## Objective
Only the number is wanted: tally the lines below that contain the word "media".

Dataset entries
********

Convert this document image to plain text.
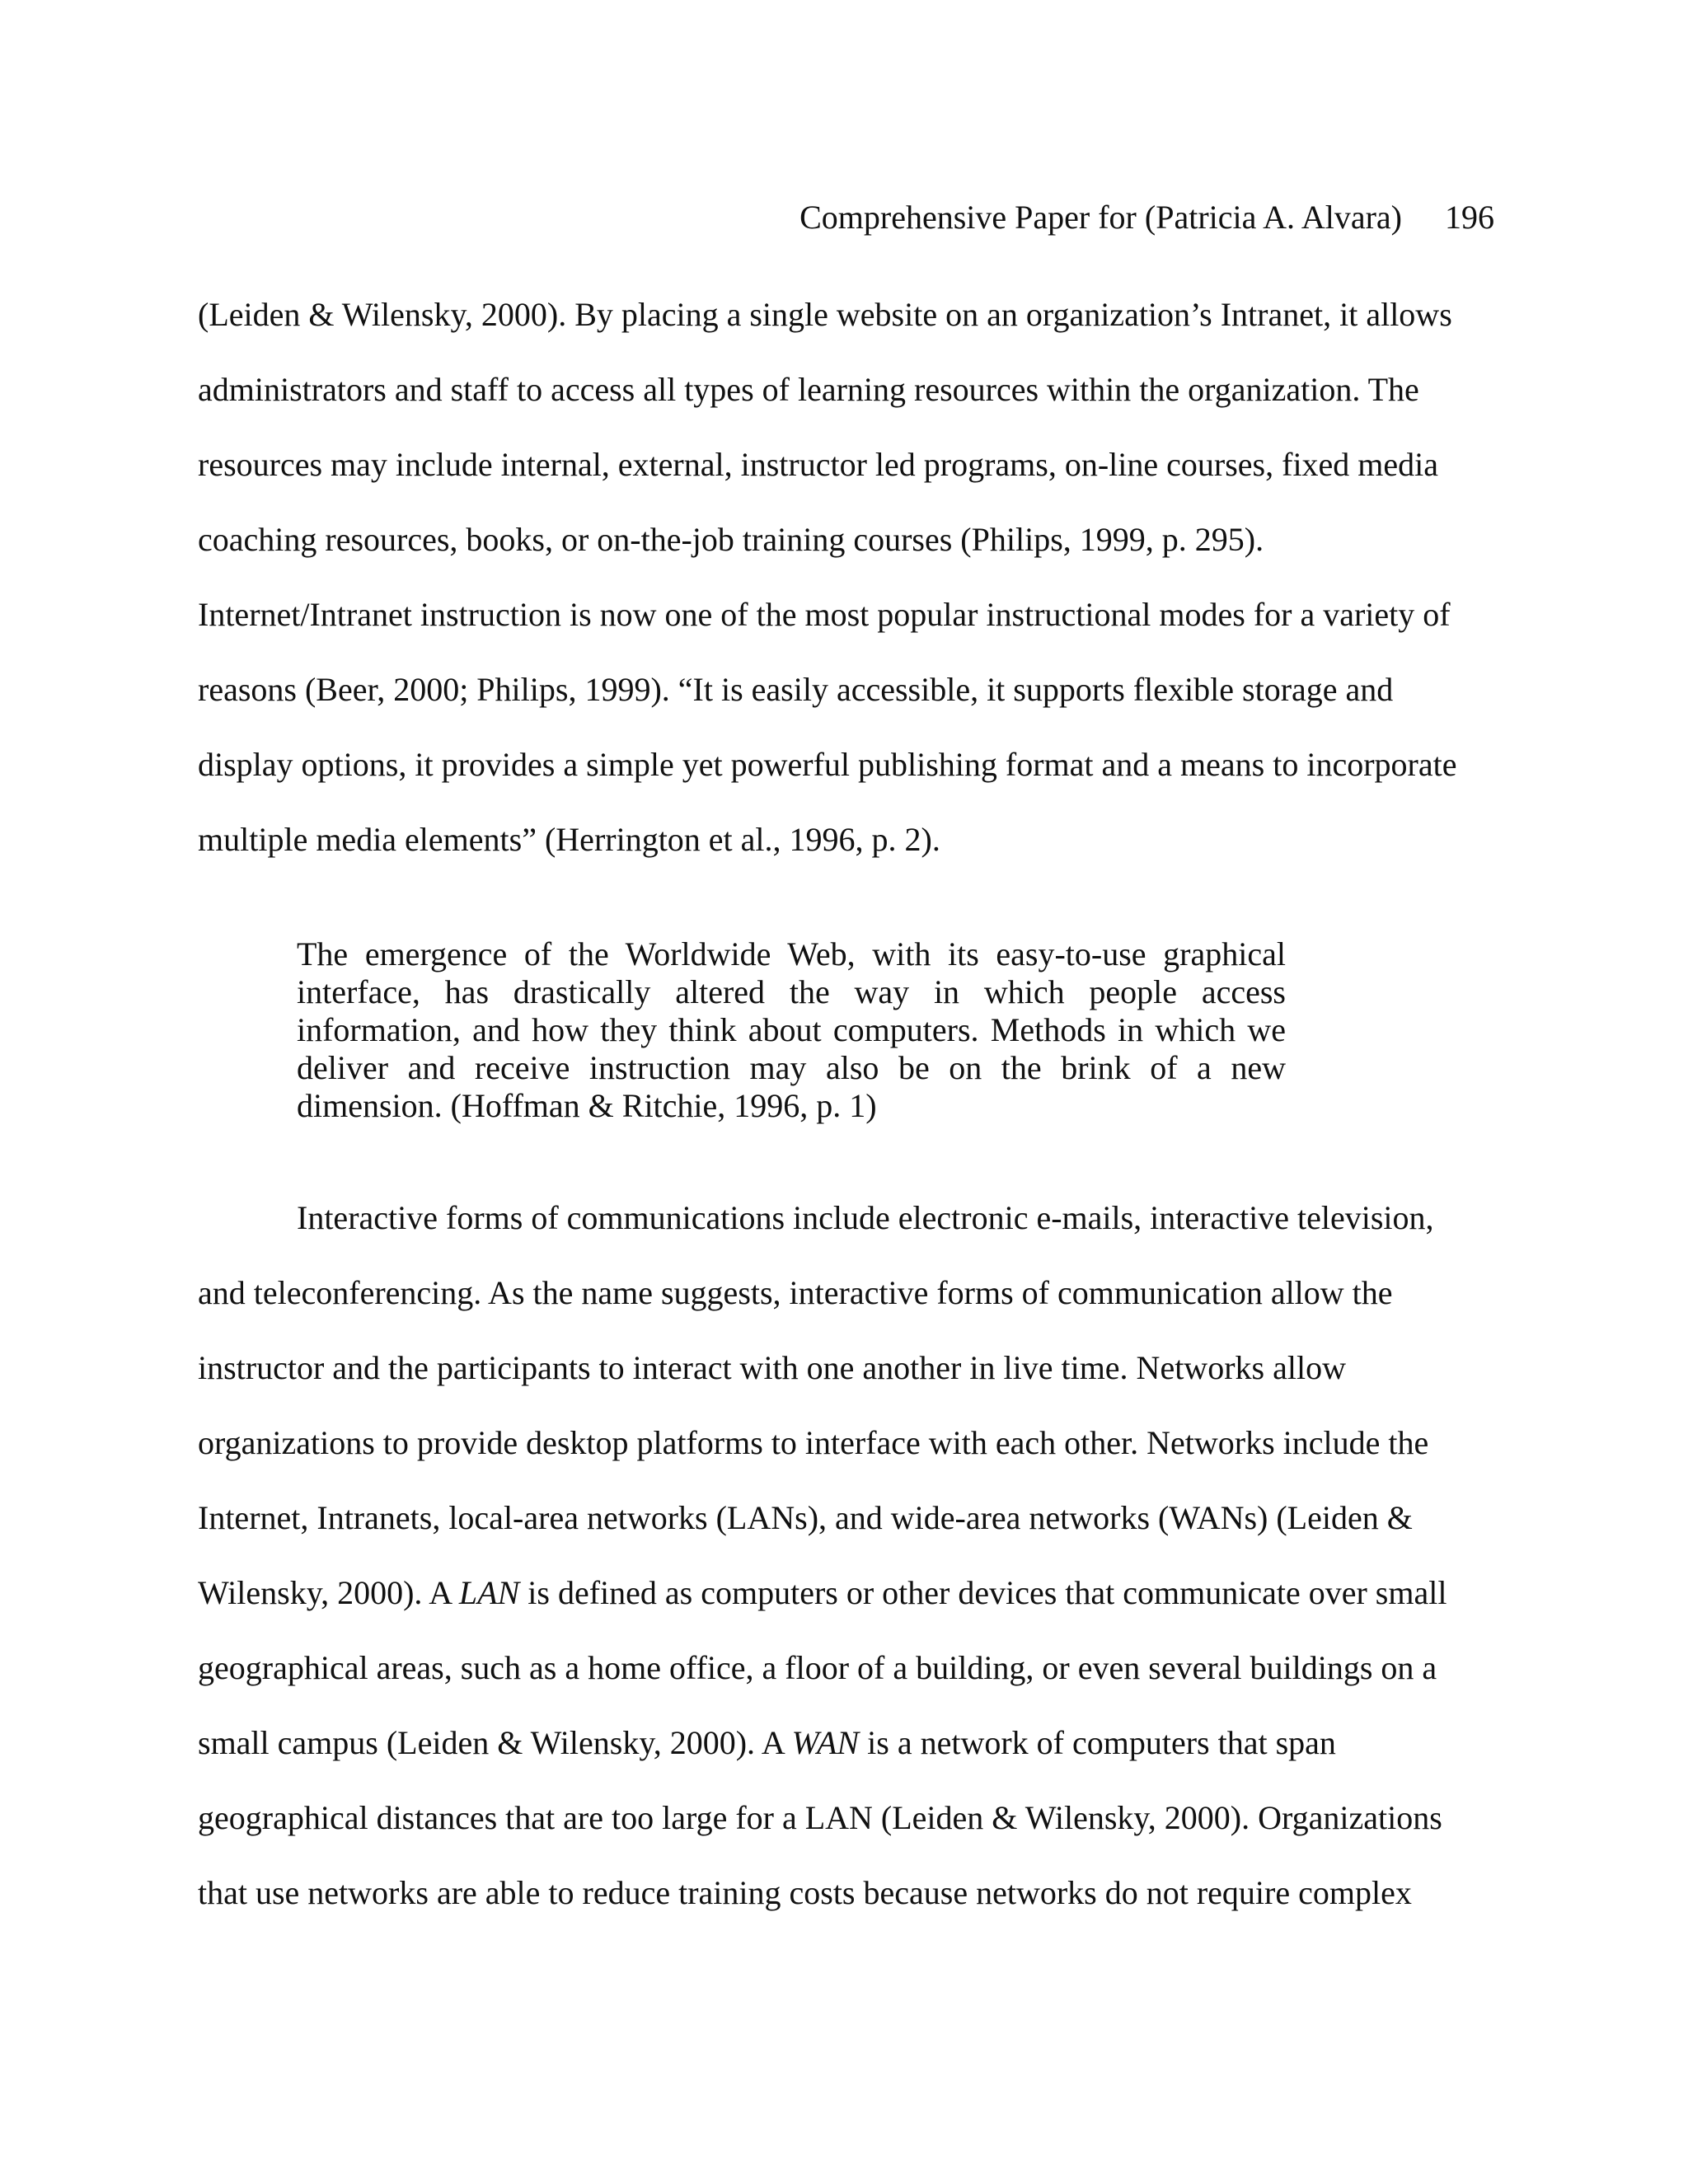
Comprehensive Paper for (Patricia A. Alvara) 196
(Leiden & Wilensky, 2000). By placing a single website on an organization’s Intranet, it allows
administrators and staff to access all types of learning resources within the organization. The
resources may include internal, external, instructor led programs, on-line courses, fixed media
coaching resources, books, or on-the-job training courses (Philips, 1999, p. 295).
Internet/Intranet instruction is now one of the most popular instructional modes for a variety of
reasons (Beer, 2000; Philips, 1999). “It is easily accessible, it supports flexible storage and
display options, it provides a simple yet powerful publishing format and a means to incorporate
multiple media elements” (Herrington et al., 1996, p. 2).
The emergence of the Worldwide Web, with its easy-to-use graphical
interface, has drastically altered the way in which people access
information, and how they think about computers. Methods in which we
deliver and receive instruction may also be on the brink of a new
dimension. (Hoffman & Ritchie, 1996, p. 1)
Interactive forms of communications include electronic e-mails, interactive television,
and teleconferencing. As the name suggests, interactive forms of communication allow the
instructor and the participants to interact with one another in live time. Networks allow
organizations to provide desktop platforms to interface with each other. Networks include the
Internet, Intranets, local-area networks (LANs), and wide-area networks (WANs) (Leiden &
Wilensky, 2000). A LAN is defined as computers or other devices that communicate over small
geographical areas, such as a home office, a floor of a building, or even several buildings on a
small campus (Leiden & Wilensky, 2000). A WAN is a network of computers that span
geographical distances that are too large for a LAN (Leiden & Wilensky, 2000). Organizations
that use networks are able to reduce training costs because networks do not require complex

********

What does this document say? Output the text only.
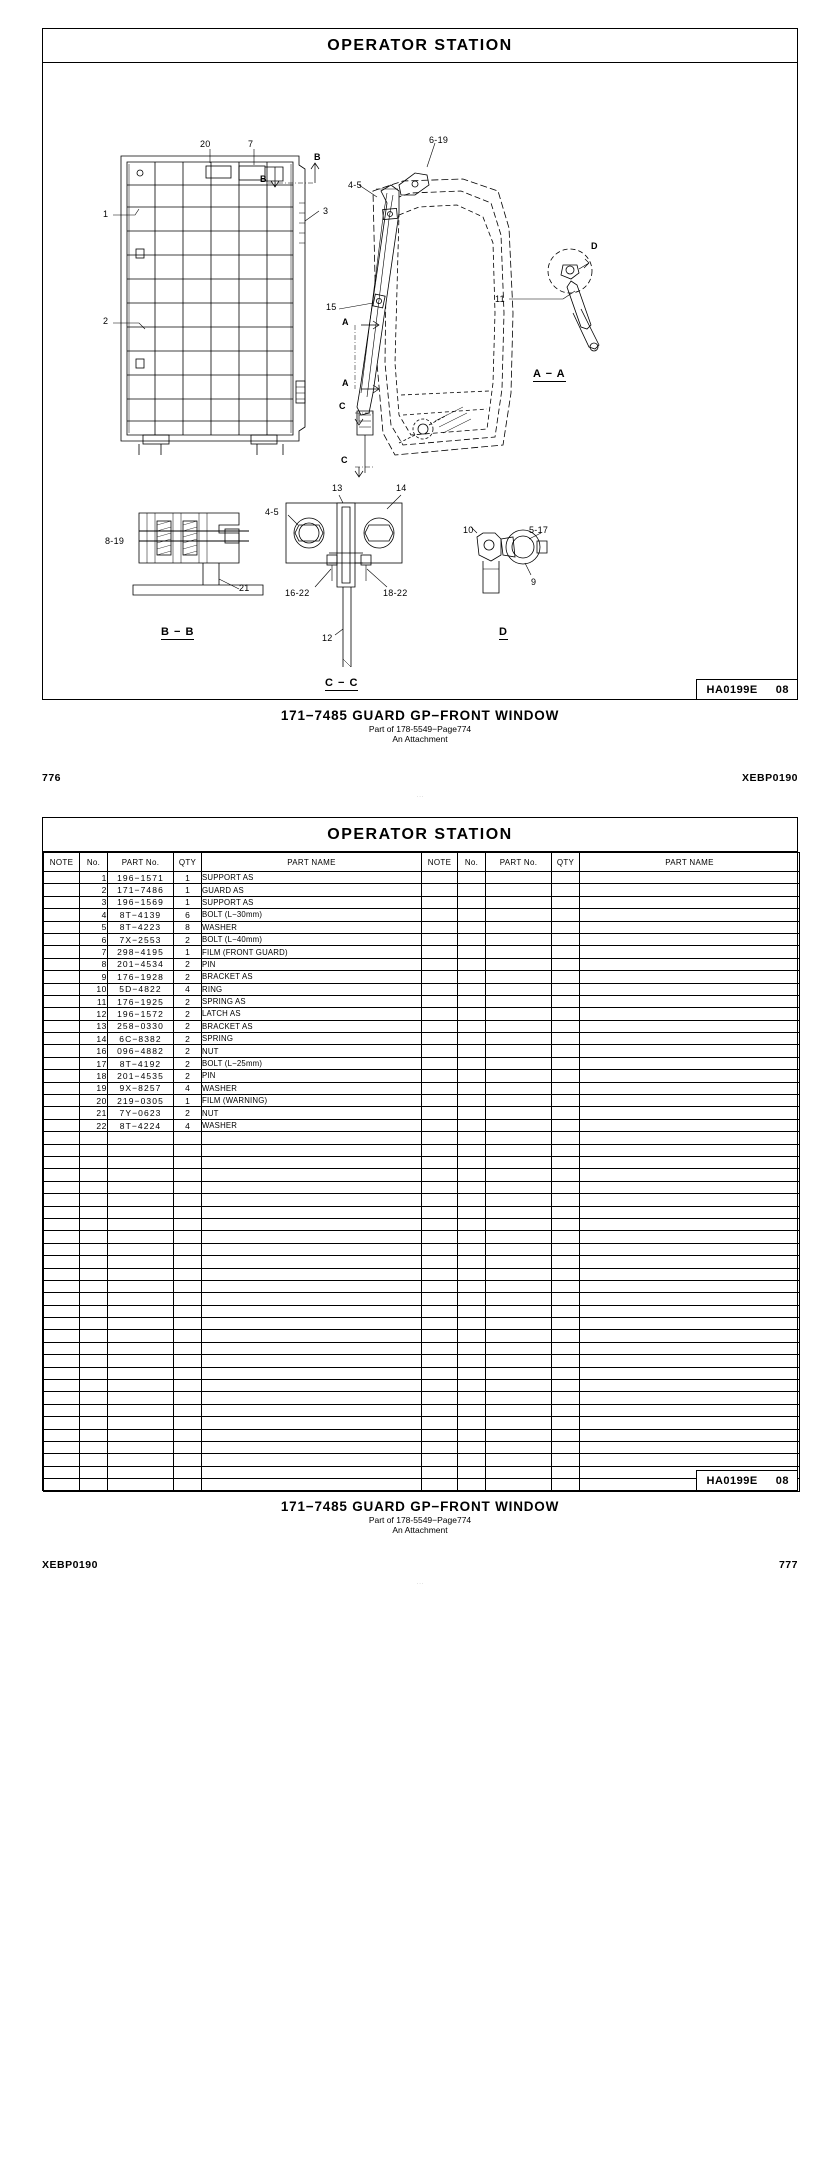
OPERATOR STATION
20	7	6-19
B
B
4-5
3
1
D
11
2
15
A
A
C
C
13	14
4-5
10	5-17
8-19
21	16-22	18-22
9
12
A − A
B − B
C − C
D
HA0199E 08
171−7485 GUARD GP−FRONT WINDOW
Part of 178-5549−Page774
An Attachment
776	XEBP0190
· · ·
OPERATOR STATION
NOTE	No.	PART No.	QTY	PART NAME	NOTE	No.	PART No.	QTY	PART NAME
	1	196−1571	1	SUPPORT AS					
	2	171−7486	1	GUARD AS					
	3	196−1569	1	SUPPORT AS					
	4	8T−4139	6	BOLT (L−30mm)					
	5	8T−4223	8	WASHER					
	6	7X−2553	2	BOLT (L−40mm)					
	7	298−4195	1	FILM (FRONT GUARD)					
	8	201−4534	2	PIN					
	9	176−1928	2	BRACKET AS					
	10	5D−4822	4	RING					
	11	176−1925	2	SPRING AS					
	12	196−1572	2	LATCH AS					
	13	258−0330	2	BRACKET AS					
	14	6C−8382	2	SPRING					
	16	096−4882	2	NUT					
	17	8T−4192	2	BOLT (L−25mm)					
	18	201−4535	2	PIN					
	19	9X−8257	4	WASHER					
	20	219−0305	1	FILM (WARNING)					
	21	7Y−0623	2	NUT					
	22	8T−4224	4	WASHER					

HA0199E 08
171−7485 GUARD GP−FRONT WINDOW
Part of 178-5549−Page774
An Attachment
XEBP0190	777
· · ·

********

## Solution to this task
2